REQUIREMENTS: Retype the full set of records. Keep every character identical.

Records
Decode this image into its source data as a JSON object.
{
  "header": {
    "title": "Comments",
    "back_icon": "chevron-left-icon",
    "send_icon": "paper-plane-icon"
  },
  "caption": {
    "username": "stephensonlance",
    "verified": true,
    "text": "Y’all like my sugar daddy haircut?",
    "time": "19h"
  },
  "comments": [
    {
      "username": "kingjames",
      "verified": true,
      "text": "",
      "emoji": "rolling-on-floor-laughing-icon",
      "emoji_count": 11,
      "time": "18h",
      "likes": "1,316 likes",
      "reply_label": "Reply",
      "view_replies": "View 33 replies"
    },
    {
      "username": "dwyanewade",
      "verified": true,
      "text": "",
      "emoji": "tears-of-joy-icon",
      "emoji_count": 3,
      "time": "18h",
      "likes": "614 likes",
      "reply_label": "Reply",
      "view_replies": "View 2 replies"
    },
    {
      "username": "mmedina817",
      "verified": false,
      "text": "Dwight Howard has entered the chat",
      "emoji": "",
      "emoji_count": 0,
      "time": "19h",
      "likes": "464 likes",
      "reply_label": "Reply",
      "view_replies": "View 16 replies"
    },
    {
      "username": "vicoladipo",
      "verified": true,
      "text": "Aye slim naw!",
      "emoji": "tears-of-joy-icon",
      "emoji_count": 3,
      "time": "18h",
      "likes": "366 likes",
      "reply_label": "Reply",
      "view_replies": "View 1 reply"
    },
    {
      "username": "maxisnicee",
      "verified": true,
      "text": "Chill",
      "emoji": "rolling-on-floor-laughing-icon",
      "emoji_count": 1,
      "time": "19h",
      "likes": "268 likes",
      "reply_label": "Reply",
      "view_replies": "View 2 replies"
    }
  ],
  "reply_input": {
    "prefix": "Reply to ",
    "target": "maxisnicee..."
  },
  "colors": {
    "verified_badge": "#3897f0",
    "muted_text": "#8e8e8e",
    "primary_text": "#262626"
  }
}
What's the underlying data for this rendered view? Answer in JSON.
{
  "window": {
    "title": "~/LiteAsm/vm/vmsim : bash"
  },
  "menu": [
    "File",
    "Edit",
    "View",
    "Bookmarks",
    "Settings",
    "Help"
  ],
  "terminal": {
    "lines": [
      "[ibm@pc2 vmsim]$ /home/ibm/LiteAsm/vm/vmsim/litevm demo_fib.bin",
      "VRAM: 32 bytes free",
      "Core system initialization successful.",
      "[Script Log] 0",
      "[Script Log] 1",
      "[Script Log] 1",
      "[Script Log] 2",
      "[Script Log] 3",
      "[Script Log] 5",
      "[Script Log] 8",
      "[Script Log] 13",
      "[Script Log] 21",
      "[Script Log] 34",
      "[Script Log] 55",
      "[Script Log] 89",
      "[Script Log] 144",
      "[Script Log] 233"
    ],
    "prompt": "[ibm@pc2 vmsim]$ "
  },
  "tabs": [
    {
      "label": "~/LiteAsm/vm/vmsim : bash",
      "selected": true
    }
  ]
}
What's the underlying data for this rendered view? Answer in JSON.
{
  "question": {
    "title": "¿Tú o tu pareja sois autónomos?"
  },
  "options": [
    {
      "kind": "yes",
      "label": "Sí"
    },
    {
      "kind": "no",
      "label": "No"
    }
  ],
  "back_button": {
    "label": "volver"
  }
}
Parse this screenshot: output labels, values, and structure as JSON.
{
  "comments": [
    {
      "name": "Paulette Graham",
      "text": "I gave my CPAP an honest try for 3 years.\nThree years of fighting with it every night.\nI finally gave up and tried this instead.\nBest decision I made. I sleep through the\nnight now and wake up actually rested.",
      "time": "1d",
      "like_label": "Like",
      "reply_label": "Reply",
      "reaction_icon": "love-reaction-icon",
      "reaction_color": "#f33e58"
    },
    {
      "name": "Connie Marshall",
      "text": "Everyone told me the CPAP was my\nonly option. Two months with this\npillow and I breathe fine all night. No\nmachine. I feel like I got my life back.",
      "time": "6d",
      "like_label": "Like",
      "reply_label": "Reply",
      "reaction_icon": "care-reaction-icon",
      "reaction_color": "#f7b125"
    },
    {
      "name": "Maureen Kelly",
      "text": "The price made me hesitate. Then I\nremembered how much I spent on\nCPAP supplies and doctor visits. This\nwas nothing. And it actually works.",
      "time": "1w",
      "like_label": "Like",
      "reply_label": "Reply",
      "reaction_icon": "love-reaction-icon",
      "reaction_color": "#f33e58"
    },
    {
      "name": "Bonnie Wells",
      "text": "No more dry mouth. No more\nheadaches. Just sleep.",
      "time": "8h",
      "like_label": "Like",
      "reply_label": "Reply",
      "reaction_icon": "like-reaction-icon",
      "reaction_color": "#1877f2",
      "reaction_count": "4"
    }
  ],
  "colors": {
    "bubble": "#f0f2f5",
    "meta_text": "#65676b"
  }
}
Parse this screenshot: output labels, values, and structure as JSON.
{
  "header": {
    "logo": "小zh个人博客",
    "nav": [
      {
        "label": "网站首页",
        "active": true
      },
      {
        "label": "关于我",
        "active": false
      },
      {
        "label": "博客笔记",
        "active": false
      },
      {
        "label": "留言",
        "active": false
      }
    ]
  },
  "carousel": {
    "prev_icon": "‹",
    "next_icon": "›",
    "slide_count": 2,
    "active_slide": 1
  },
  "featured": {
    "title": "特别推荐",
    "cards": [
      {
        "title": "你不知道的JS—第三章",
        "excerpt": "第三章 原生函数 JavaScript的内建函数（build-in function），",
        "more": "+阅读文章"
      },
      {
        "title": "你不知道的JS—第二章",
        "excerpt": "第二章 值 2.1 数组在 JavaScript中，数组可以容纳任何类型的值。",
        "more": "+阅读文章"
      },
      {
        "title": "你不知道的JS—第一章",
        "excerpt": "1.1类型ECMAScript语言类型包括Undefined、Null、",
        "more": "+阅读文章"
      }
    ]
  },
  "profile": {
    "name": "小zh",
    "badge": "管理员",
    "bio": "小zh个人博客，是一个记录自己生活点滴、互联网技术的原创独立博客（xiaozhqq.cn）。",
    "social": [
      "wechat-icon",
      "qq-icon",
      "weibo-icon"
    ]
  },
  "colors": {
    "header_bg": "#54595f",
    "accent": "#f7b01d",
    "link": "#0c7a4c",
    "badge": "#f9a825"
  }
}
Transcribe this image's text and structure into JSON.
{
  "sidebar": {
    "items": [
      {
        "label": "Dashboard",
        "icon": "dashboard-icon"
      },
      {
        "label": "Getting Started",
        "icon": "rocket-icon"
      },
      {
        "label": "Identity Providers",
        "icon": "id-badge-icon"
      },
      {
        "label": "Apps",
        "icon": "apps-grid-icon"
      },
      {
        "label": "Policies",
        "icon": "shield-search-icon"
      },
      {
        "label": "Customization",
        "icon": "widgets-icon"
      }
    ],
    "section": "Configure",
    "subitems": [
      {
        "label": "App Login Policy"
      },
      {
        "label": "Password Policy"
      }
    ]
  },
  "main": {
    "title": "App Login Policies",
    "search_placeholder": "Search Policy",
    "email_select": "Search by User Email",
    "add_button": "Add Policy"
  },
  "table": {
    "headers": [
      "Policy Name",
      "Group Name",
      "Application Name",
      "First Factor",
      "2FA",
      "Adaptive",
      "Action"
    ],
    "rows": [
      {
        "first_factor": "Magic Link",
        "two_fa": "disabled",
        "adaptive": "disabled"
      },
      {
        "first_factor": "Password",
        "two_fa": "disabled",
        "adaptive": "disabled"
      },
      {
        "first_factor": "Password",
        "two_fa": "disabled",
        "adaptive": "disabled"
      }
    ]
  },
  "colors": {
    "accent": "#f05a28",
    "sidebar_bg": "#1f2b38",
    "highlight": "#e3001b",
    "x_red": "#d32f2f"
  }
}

THE RESPONSE:
Decode this image into its source data as a JSON object.
{
  "header": {
    "title": "Comments",
    "back_icon": "chevron-left-icon",
    "send_icon": "paper-plane-icon"
  },
  "caption": {
    "username": "stephensonlance",
    "verified": true,
    "text": "Y’all like my sugar daddy haircut?",
    "time": "19h"
  },
  "comments": [
    {
      "username": "kingjames",
      "verified": true,
      "text": "",
      "emoji": "rolling-on-floor-laughing-icon",
      "emoji_count": 11,
      "time": "18h",
      "likes": "1,316 likes",
      "reply_label": "Reply",
      "view_replies": "View 33 replies"
    },
    {
      "username": "dwyanewade",
      "verified": true,
      "text": "",
      "emoji": "tears-of-joy-icon",
      "emoji_count": 3,
      "time": "18h",
      "likes": "614 likes",
      "reply_label": "Reply",
      "view_replies": "View 2 replies"
    },
    {
      "username": "mmedina817",
      "verified": false,
      "text": "Dwight Howard has entered the chat",
      "emoji": "",
      "emoji_count": 0,
      "time": "19h",
      "likes": "464 likes",
      "reply_label": "Reply",
      "view_replies": "View 16 replies"
    },
    {
      "username": "vicoladipo",
      "verified": true,
      "text": "Aye slim naw!",
      "emoji": "tears-of-joy-icon",
      "emoji_count": 3,
      "time": "18h",
      "likes": "366 likes",
      "reply_label": "Reply",
      "view_replies": "View 1 reply"
    },
    {
      "username": "maxisnicee",
      "verified": true,
      "text": "Chill",
      "emoji": "rolling-on-floor-laughing-icon",
      "emoji_count": 1,
      "time": "19h",
      "likes": "268 likes",
      "reply_label": "Reply",
      "view_replies": "View 2 replies"
    }
  ],
  "reply_input": {
    "prefix": "Reply to ",
    "target": "maxisnicee..."
  },
  "colors": {
    "verified_badge": "#3897f0",
    "muted_text": "#8e8e8e",
    "primary_text": "#262626"
  }
}
What's the underlying data for this rendered view? Answer in JSON.
{
  "window": {
    "title": "~/LiteAsm/vm/vmsim : bash"
  },
  "menu": [
    "File",
    "Edit",
    "View",
    "Bookmarks",
    "Settings",
    "Help"
  ],
  "terminal": {
    "lines": [
      "[ibm@pc2 vmsim]$ /home/ibm/LiteAsm/vm/vmsim/litevm demo_fib.bin",
      "VRAM: 32 bytes free",
      "Core system initialization successful.",
      "[Script Log] 0",
      "[Script Log] 1",
      "[Script Log] 1",
      "[Script Log] 2",
      "[Script Log] 3",
      "[Script Log] 5",
      "[Script Log] 8",
      "[Script Log] 13",
      "[Script Log] 21",
      "[Script Log] 34",
      "[Script Log] 55",
      "[Script Log] 89",
      "[Script Log] 144",
      "[Script Log] 233"
    ],
    "prompt": "[ibm@pc2 vmsim]$ "
  },
  "tabs": [
    {
      "label": "~/LiteAsm/vm/vmsim : bash",
      "selected": true
    }
  ]
}
What's the underlying data for this rendered view? Answer in JSON.
{
  "question": {
    "title": "¿Tú o tu pareja sois autónomos?"
  },
  "options": [
    {
      "kind": "yes",
      "label": "Sí"
    },
    {
      "kind": "no",
      "label": "No"
    }
  ],
  "back_button": {
    "label": "volver"
  }
}
Parse this screenshot: output labels, values, and structure as JSON.
{
  "comments": [
    {
      "name": "Paulette Graham",
      "text": "I gave my CPAP an honest try for 3 years.\nThree years of fighting with it every night.\nI finally gave up and tried this instead.\nBest decision I made. I sleep through the\nnight now and wake up actually rested.",
      "time": "1d",
      "like_label": "Like",
      "reply_label": "Reply",
      "reaction_icon": "love-reaction-icon",
      "reaction_color": "#f33e58"
    },
    {
      "name": "Connie Marshall",
      "text": "Everyone told me the CPAP was my\nonly option. Two months with this\npillow and I breathe fine all night. No\nmachine. I feel like I got my life back.",
      "time": "6d",
      "like_label": "Like",
      "reply_label": "Reply",
      "reaction_icon": "care-reaction-icon",
      "reaction_color": "#f7b125"
    },
    {
      "name": "Maureen Kelly",
      "text": "The price made me hesitate. Then I\nremembered how much I spent on\nCPAP supplies and doctor visits. This\nwas nothing. And it actually works.",
      "time": "1w",
      "like_label": "Like",
      "reply_label": "Reply",
      "reaction_icon": "love-reaction-icon",
      "reaction_color": "#f33e58"
    },
    {
      "name": "Bonnie Wells",
      "text": "No more dry mouth. No more\nheadaches. Just sleep.",
      "time": "8h",
      "like_label": "Like",
      "reply_label": "Reply",
      "reaction_icon": "like-reaction-icon",
      "reaction_color": "#1877f2",
      "reaction_count": "4"
    }
  ],
  "colors": {
    "bubble": "#f0f2f5",
    "meta_text": "#65676b"
  }
}
Parse this screenshot: output labels, values, and structure as JSON.
{
  "header": {
    "logo": "小zh个人博客",
    "nav": [
      {
        "label": "网站首页",
        "active": true
      },
      {
        "label": "关于我",
        "active": false
      },
      {
        "label": "博客笔记",
        "active": false
      },
      {
        "label": "留言",
        "active": false
      }
    ]
  },
  "carousel": {
    "prev_icon": "‹",
    "next_icon": "›",
    "slide_count": 2,
    "active_slide": 1
  },
  "featured": {
    "title": "特别推荐",
    "cards": [
      {
        "title": "你不知道的JS—第三章",
        "excerpt": "第三章 原生函数 JavaScript的内建函数（build-in function），",
        "more": "+阅读文章"
      },
      {
        "title": "你不知道的JS—第二章",
        "excerpt": "第二章 值 2.1 数组在 JavaScript中，数组可以容纳任何类型的值。",
        "more": "+阅读文章"
      },
      {
        "title": "你不知道的JS—第一章",
        "excerpt": "1.1类型ECMAScript语言类型包括Undefined、Null、",
        "more": "+阅读文章"
      }
    ]
  },
  "profile": {
    "name": "小zh",
    "badge": "管理员",
    "bio": "小zh个人博客，是一个记录自己生活点滴、互联网技术的原创独立博客（xiaozhqq.cn）。",
    "social": [
      "wechat-icon",
      "qq-icon",
      "weibo-icon"
    ]
  },
  "colors": {
    "header_bg": "#54595f",
    "accent": "#f7b01d",
    "link": "#0c7a4c",
    "badge": "#f9a825"
  }
}
Transcribe this image's text and structure into JSON.
{
  "sidebar": {
    "items": [
      {
        "label": "Dashboard",
        "icon": "dashboard-icon"
      },
      {
        "label": "Getting Started",
        "icon": "rocket-icon"
      },
      {
        "label": "Identity Providers",
        "icon": "id-badge-icon"
      },
      {
        "label": "Apps",
        "icon": "apps-grid-icon"
      },
      {
        "label": "Policies",
        "icon": "shield-search-icon"
      },
      {
        "label": "Customization",
        "icon": "widgets-icon"
      }
    ],
    "section": "Configure",
    "subitems": [
      {
        "label": "App Login Policy"
      },
      {
        "label": "Password Policy"
      }
    ]
  },
  "main": {
    "title": "App Login Policies",
    "search_placeholder": "Search Policy",
    "email_select": "Search by User Email",
    "add_button": "Add Policy"
  },
  "table": {
    "headers": [
      "Policy Name",
      "Group Name",
      "Application Name",
      "First Factor",
      "2FA",
      "Adaptive",
      "Action"
    ],
    "rows": [
      {
        "first_factor": "Magic Link",
        "two_fa": "disabled",
        "adaptive": "disabled"
      },
      {
        "first_factor": "Password",
        "two_fa": "disabled",
        "adaptive": "disabled"
      },
      {
        "first_factor": "Password",
        "two_fa": "disabled",
        "adaptive": "disabled"
      }
    ]
  },
  "colors": {
    "accent": "#f05a28",
    "sidebar_bg": "#1f2b38",
    "highlight": "#e3001b",
    "x_red": "#d32f2f"
  }
}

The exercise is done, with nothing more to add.